Sonic The Hedgehog is a quick fun time for the family

The hedgehog mascot for Sega makes his big-screen debut in Paramount Pictures, Sonic the Hedgehog. Directed by Jeff Fowler with a screenplay by Pat Casey and Josh Miller, Sonic the Hedgehog is an adaptation of the classic video game series.  If you don’t know the game, the basic plot centers around a hedgehog who runs at supersonic speeds.

When we first meet Sonic, he is the ward of Longclaw, the Owl on another planet. Longclaw urges Sonic to hide his powers, however, due to his youthful and mischievous nature, he doesn’t listen. After narrowly escaping an abduction attempt by echidnas, Sonic is forced to leave his home planet. Using a bag of rings that serve as a portal to other worlds results in Sonic ending up on earth.

Over the next decade, Sonic spends his life as a recluse in a small Montana town. One night, Sonic’s lack of friends and family gets the best of him, and in despair, he runs laps around a baseball field, which knocks out power across the state. With Dr. Robotnik (Jim Carey) hot on his trail, Sonic seeks out the help of the town sheriff, Tom Wachowski (James Marsden), and his veterinarian wife Maddie (Tika Sumpter) to help him leave the planet.

Adaptions of video games to the film medium isn’t a new trend. While some of them have been good (Need For Speed, Mortal Komabt and Hitman), others (Super Mario Bros., House of The Dead, and Max Payne) were downright terrible. After the initial trailer release for Sonic, it seemed like the first film appearance of one of my favorite video game characters would be a one and done due to the design of the character. Thankfully the studio listened to the fans and went back to touch up the effects.

One of the critical strengths of Sonic the Hedgehog is the film’s script. Pat Casey and Josh Miller’s use of the standard fish out of water story, works well and creates a grounded story arc for Sonic. Too often, video game film adaptations try too hard with their plot. By giving Sonic a simple story background, the film ends up working better.

In terms of casting, James Marsden and Tika Sumpter have a natural chemistry on screen. Still, it’s Jim Carey’s Dr. Robotnik who turns out the best human performance in the film. Carey’s natural improv style is on full display, and the many humorous moments in the movie belong to Carey.

Ben Schwartz provides the voice of Sonic, replacing Roger Craig Smith from the games. I wasn’t too well versed with Schwartz’s work before this film, so using an unknown was a wise choice. Schwartz gives Sonic a natural dry wit that works well with the film’s Meta references. If I had one complaint about the movie, it would the film’s closing soundtrack. While I am a hip hop fan, I would’ve preferred a new version of JJ Fad’s “Supersonic” as opposed to the ear torture of “Speed me up.”

Sonic the Hedgehog is the best video game adaptation to hit the big screen in a long time. Impressive special effects and a hilarious performance from Jim Carey make the film worth the trip to your local theater.

THE REQUEST: For each statement, say yes or no according to the Sonic the Hedgehog review, and quote the words that decide it: (a) Sonic spends ten years living alone in a small Montana town. (b) Roger Craig Smith voices Sonic in the film. (c) Tom Wachowski is the town's veterinarian. The listing isn't needed for this work.

INFORMATION SHOWN:

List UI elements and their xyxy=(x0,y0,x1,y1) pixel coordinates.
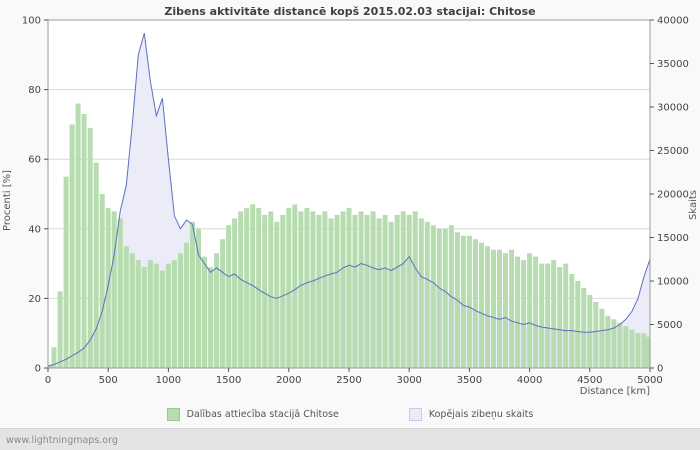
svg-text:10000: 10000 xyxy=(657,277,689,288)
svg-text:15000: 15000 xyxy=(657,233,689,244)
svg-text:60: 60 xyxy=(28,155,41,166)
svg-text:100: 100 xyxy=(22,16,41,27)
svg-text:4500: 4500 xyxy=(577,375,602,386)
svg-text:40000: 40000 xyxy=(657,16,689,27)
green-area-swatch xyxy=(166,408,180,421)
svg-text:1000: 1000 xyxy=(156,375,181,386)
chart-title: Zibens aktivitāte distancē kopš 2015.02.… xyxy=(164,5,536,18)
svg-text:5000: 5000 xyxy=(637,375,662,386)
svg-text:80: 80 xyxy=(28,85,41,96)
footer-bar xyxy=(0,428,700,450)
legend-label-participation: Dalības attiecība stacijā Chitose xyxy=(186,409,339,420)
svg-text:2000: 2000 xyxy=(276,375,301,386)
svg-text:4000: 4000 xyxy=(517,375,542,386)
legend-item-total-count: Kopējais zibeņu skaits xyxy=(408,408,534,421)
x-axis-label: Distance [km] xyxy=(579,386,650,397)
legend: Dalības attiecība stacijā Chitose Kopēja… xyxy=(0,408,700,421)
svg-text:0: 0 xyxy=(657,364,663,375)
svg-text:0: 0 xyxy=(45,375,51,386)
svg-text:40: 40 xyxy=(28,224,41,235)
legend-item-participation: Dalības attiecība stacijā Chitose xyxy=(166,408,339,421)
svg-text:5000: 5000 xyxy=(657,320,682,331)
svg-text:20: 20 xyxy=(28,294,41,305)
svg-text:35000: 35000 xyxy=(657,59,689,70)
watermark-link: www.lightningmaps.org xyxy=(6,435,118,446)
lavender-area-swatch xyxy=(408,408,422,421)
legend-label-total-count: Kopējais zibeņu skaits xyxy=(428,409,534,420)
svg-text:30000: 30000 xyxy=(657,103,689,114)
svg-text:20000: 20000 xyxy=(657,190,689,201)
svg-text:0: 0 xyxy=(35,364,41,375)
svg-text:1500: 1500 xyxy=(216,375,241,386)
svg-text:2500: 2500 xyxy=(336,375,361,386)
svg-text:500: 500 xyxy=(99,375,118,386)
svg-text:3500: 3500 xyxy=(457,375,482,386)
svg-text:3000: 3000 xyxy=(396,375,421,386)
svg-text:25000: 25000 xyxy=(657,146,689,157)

WRITTEN ANSWER:
(a) Yes: "Over the next decade, Sonic spends his life as a recluse in a small Montana town."
(b) No: "Ben Schwartz provides the voice of Sonic, replacing Roger Craig Smith from the games."
(c) No: "the town sheriff, Tom Wachowski (James Marsden), and his veterinarian wife Maddie (Tika Sumpter)"